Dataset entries
## START

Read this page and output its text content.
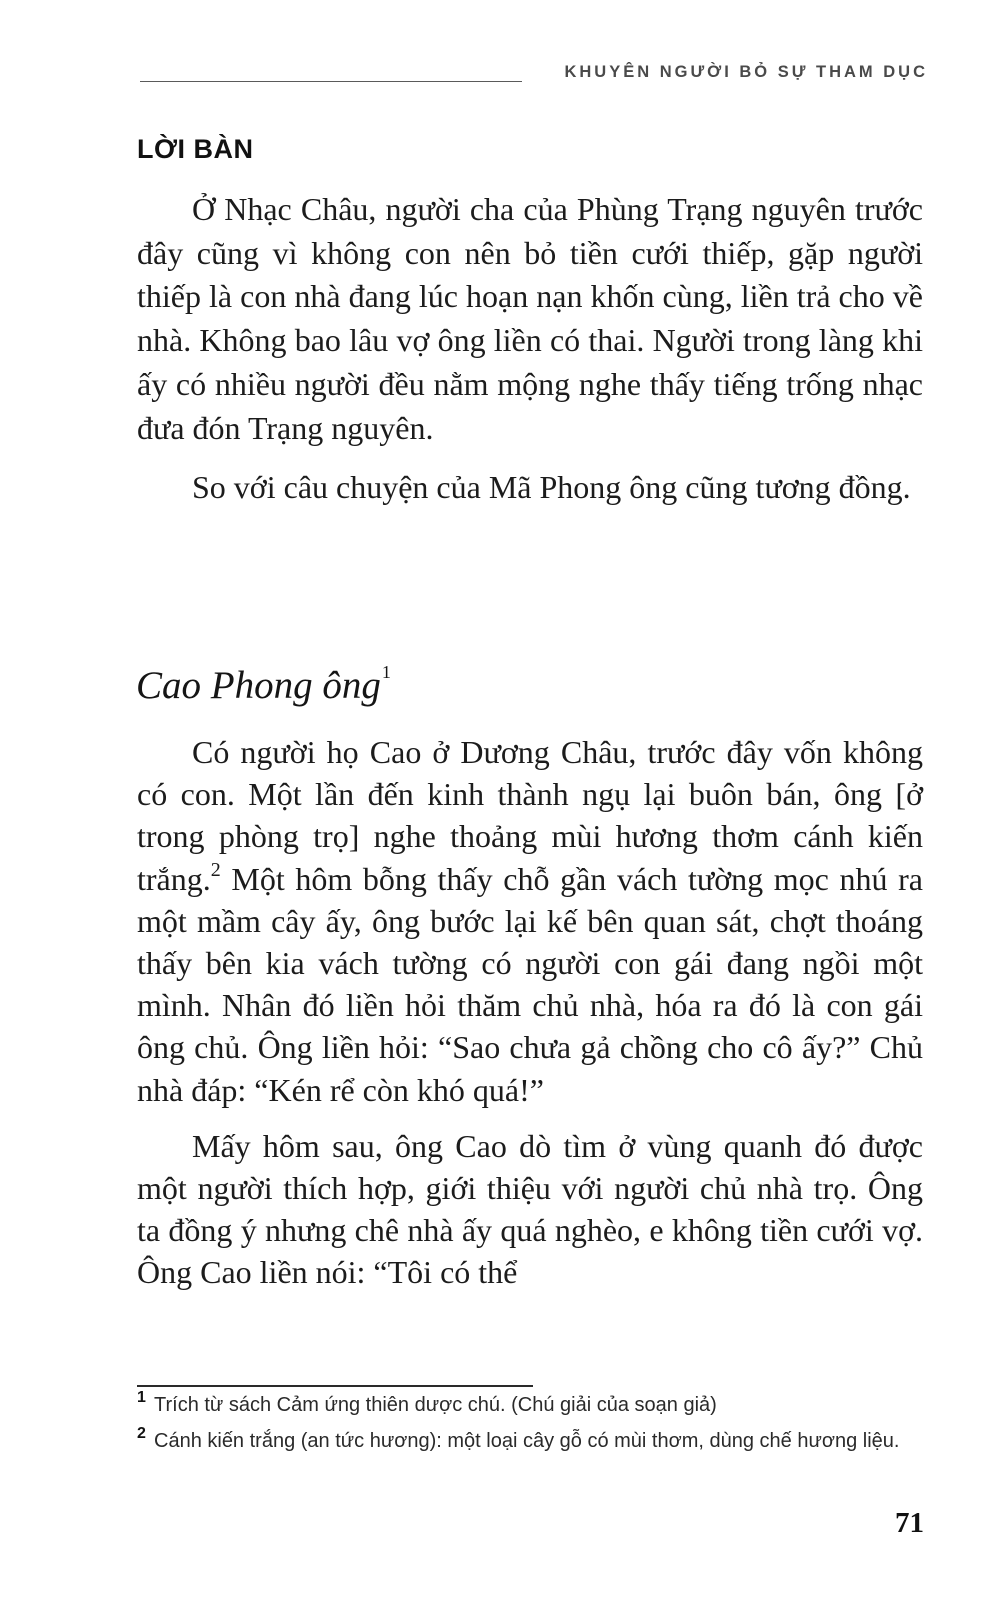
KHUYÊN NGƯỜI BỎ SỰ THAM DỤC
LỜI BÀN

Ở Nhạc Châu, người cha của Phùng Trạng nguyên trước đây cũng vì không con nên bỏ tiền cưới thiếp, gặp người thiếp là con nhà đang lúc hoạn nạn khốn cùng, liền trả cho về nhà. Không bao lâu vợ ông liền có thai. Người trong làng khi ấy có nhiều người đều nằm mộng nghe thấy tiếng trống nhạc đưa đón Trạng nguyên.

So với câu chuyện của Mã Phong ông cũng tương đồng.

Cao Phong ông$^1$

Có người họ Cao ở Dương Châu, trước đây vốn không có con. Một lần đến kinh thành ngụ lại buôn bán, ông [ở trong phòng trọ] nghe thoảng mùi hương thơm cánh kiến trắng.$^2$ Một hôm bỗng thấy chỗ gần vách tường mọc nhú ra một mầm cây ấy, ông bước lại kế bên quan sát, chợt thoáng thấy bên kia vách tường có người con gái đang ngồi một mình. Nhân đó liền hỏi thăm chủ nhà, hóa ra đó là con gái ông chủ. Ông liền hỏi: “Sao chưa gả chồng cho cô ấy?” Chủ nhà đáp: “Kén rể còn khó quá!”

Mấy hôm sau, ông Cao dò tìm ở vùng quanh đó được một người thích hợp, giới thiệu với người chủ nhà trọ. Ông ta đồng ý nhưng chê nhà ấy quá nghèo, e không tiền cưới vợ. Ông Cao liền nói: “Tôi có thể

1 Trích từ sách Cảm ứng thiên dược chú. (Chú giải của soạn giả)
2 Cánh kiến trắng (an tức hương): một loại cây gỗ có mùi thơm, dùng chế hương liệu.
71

## END

## [PROBLEM REQUIREMENTS]
Keep only the lines that hold the string "đồng", and copy them out.

## [TASK RESPONSE]
So với câu chuyện của Mã Phong ông cũng tương đồng.
Mấy hôm sau, ông Cao dò tìm ở vùng quanh đó được một người thích hợp, giới thiệu với người chủ nhà trọ. Ông ta đồng ý nhưng chê nhà ấy quá nghèo, e không tiền cưới vợ. Ông Cao liền nói: “Tôi có thể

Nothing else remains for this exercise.